>> Start

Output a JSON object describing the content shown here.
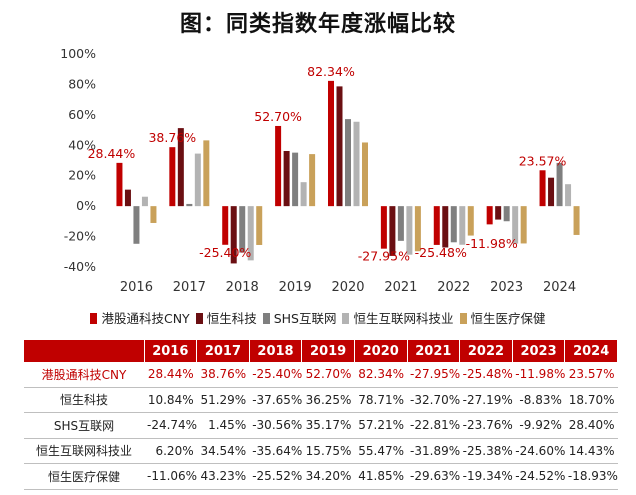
{
  "title": "图：同类指数年度涨幅比较",
  "chart_data": {
    "type": "bar",
    "categories": [
      "2016",
      "2017",
      "2018",
      "2019",
      "2020",
      "2021",
      "2022",
      "2023",
      "2024"
    ],
    "ylim": [
      -40,
      100
    ],
    "yticks": [
      "-40%",
      "-20%",
      "0%",
      "20%",
      "40%",
      "60%",
      "80%",
      "100%"
    ],
    "ytick_values": [
      -40,
      -20,
      0,
      20,
      40,
      60,
      80,
      100
    ],
    "grid": false,
    "legend_position": "bottom",
    "series": [
      {
        "name": "港股通科技CNY",
        "color": "#c00000",
        "values": [
          28.44,
          38.76,
          -25.4,
          52.7,
          82.34,
          -27.95,
          -25.48,
          -11.98,
          23.57
        ],
        "labels": [
          "28.44%",
          "38.76%",
          "-25.40%",
          "52.70%",
          "82.34%",
          "-27.95%",
          "-25.48%",
          "-11.98%",
          "23.57%"
        ]
      },
      {
        "name": "恒生科技",
        "color": "#6b0f12",
        "values": [
          10.84,
          51.29,
          -37.65,
          36.25,
          78.71,
          -32.7,
          -27.19,
          -8.83,
          18.7
        ],
        "labels": [
          "10.84%",
          "51.29%",
          "-37.65%",
          "36.25%",
          "78.71%",
          "-32.70%",
          "-27.19%",
          "-8.83%",
          "18.70%"
        ]
      },
      {
        "name": "SHS互联网",
        "color": "#7f7f7f",
        "values": [
          -24.74,
          1.45,
          -30.56,
          35.17,
          57.21,
          -22.81,
          -23.76,
          -9.92,
          28.4
        ],
        "labels": [
          "-24.74%",
          "1.45%",
          "-30.56%",
          "35.17%",
          "57.21%",
          "-22.81%",
          "-23.76%",
          "-9.92%",
          "28.40%"
        ]
      },
      {
        "name": "恒生互联网科技业",
        "color": "#b3b3b3",
        "values": [
          6.2,
          34.54,
          -35.64,
          15.75,
          55.47,
          -31.89,
          -25.38,
          -24.6,
          14.43
        ],
        "labels": [
          "6.20%",
          "34.54%",
          "-35.64%",
          "15.75%",
          "55.47%",
          "-31.89%",
          "-25.38%",
          "-24.60%",
          "14.43%"
        ]
      },
      {
        "name": "恒生医疗保健",
        "color": "#c9a15a",
        "values": [
          -11.06,
          43.23,
          -25.52,
          34.2,
          41.85,
          -29.63,
          -19.34,
          -24.52,
          -18.93
        ],
        "labels": [
          "-11.06%",
          "43.23%",
          "-25.52%",
          "34.20%",
          "41.85%",
          "-29.63%",
          "-19.34%",
          "-24.52%",
          "-18.93%"
        ]
      }
    ],
    "annotated_series": 0
  }
}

>> End

**TASK DESCRIPTION**. All of the records above must be copied exactly, except for the pictures.

**EXERCISE RESPONSE**.
Output a JSON object describing the content shown here.
{
  "title": "图：同类指数年度涨幅比较",
  "chart_data": {
    "type": "bar",
    "categories": [
      "2016",
      "2017",
      "2018",
      "2019",
      "2020",
      "2021",
      "2022",
      "2023",
      "2024"
    ],
    "ylim": [
      -40,
      100
    ],
    "yticks": [
      "-40%",
      "-20%",
      "0%",
      "20%",
      "40%",
      "60%",
      "80%",
      "100%"
    ],
    "ytick_values": [
      -40,
      -20,
      0,
      20,
      40,
      60,
      80,
      100
    ],
    "grid": false,
    "legend_position": "bottom",
    "series": [
      {
        "name": "港股通科技CNY",
        "color": "#c00000",
        "values": [
          28.44,
          38.76,
          -25.4,
          52.7,
          82.34,
          -27.95,
          -25.48,
          -11.98,
          23.57
        ],
        "labels": [
          "28.44%",
          "38.76%",
          "-25.40%",
          "52.70%",
          "82.34%",
          "-27.95%",
          "-25.48%",
          "-11.98%",
          "23.57%"
        ]
      },
      {
        "name": "恒生科技",
        "color": "#6b0f12",
        "values": [
          10.84,
          51.29,
          -37.65,
          36.25,
          78.71,
          -32.7,
          -27.19,
          -8.83,
          18.7
        ],
        "labels": [
          "10.84%",
          "51.29%",
          "-37.65%",
          "36.25%",
          "78.71%",
          "-32.70%",
          "-27.19%",
          "-8.83%",
          "18.70%"
        ]
      },
      {
        "name": "SHS互联网",
        "color": "#7f7f7f",
        "values": [
          -24.74,
          1.45,
          -30.56,
          35.17,
          57.21,
          -22.81,
          -23.76,
          -9.92,
          28.4
        ],
        "labels": [
          "-24.74%",
          "1.45%",
          "-30.56%",
          "35.17%",
          "57.21%",
          "-22.81%",
          "-23.76%",
          "-9.92%",
          "28.40%"
        ]
      },
      {
        "name": "恒生互联网科技业",
        "color": "#b3b3b3",
        "values": [
          6.2,
          34.54,
          -35.64,
          15.75,
          55.47,
          -31.89,
          -25.38,
          -24.6,
          14.43
        ],
        "labels": [
          "6.20%",
          "34.54%",
          "-35.64%",
          "15.75%",
          "55.47%",
          "-31.89%",
          "-25.38%",
          "-24.60%",
          "14.43%"
        ]
      },
      {
        "name": "恒生医疗保健",
        "color": "#c9a15a",
        "values": [
          -11.06,
          43.23,
          -25.52,
          34.2,
          41.85,
          -29.63,
          -19.34,
          -24.52,
          -18.93
        ],
        "labels": [
          "-11.06%",
          "43.23%",
          "-25.52%",
          "34.20%",
          "41.85%",
          "-29.63%",
          "-19.34%",
          "-24.52%",
          "-18.93%"
        ]
      }
    ],
    "annotated_series": 0
  }
}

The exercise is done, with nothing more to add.